(Dataset entries)
------------------------------
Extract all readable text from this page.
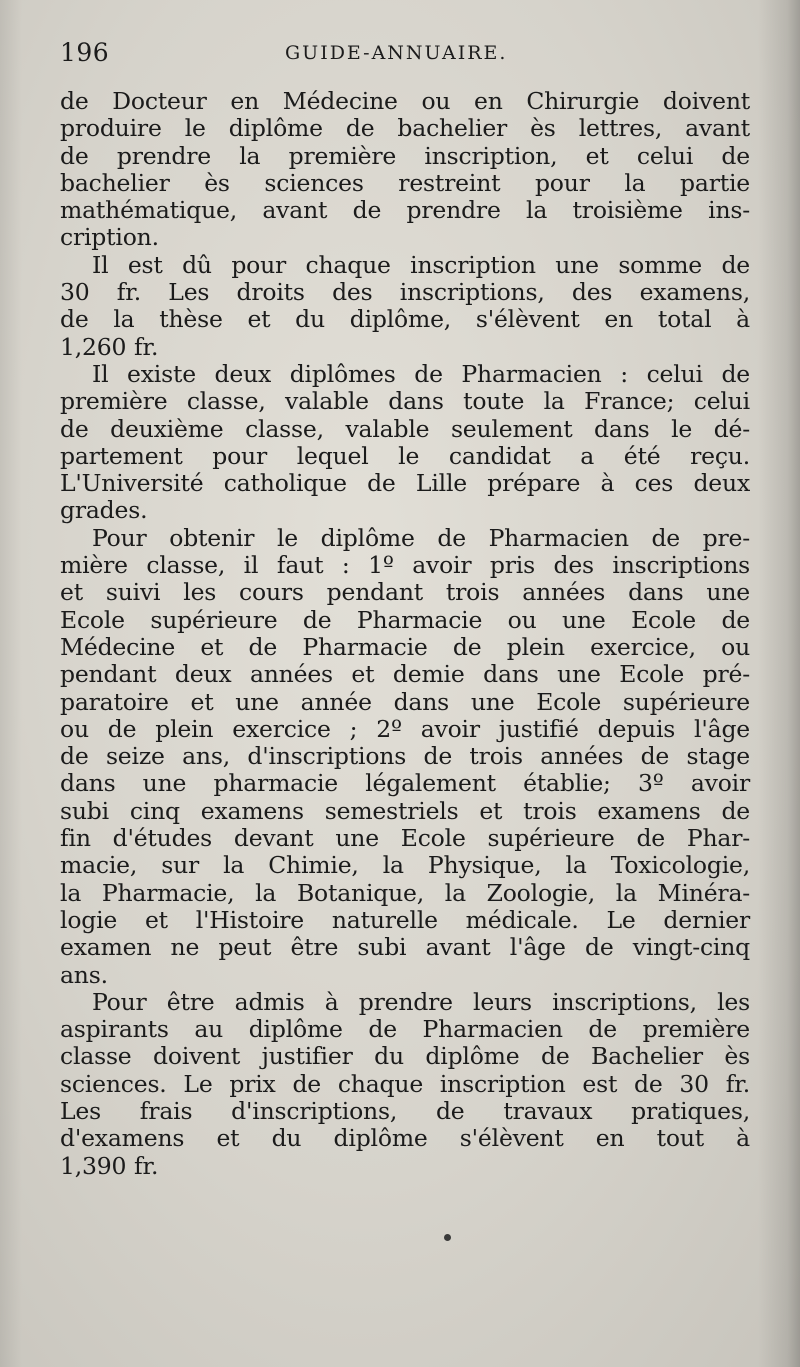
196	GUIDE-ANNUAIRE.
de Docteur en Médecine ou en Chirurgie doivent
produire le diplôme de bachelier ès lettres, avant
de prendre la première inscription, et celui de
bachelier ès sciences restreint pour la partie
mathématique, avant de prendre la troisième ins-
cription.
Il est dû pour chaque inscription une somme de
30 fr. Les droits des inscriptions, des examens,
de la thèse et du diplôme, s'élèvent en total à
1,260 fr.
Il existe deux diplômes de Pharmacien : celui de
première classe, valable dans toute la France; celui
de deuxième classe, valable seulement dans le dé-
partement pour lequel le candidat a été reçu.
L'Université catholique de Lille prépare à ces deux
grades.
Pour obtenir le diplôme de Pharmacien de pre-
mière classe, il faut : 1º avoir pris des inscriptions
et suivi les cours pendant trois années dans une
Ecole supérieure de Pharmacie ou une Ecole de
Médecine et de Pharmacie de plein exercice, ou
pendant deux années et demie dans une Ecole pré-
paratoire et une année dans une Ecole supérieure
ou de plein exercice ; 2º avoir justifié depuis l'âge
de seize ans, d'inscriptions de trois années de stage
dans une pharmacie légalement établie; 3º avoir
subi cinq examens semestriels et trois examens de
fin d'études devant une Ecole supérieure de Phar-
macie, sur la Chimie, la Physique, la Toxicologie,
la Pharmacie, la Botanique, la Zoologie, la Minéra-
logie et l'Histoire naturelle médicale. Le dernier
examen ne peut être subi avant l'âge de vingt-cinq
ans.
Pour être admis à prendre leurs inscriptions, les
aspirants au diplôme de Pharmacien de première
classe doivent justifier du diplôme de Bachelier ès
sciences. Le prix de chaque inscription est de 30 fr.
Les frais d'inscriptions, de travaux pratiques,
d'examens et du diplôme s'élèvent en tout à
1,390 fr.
------------------------------
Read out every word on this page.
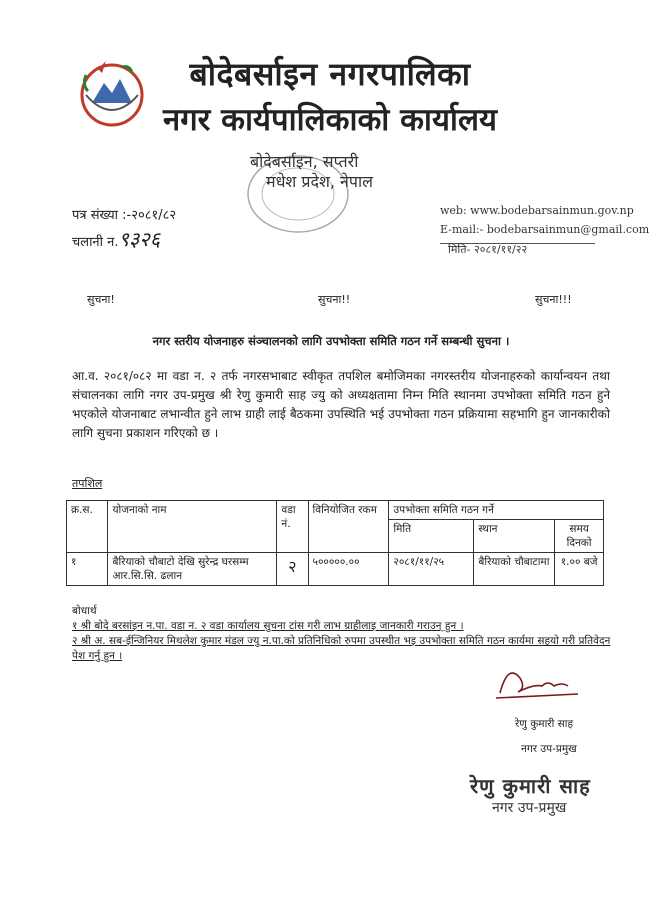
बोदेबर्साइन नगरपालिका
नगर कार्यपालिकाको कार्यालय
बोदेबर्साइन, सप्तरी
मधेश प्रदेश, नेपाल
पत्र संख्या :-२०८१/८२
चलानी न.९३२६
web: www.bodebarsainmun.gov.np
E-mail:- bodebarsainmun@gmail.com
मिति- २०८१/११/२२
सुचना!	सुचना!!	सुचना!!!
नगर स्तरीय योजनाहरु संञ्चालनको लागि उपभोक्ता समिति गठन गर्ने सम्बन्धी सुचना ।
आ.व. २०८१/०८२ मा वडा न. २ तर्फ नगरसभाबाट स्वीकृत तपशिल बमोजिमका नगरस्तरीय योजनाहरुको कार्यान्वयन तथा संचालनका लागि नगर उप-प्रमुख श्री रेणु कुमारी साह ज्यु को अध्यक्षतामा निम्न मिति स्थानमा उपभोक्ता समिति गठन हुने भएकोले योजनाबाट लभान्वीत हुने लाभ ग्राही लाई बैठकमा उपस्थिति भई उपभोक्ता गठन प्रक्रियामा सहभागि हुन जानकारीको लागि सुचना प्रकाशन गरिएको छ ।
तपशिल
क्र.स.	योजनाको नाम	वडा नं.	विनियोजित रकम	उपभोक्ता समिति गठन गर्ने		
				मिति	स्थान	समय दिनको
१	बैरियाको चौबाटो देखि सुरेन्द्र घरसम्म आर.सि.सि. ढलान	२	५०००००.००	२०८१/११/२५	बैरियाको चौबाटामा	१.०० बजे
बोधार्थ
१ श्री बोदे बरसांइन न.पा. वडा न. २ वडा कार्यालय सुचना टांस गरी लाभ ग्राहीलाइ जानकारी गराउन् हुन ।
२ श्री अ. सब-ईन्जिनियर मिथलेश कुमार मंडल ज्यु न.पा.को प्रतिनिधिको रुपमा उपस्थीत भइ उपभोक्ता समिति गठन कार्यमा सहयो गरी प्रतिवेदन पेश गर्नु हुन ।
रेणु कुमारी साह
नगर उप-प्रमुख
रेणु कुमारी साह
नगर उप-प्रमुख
------------------------------
§ Task objective
Where a line in the entries holds "années", copy that line.

§ Problem solution
et suivi les cours pendant trois années dans une
pendant deux années et demie dans une Ecole pré-
de seize ans, d'inscriptions de trois années de stage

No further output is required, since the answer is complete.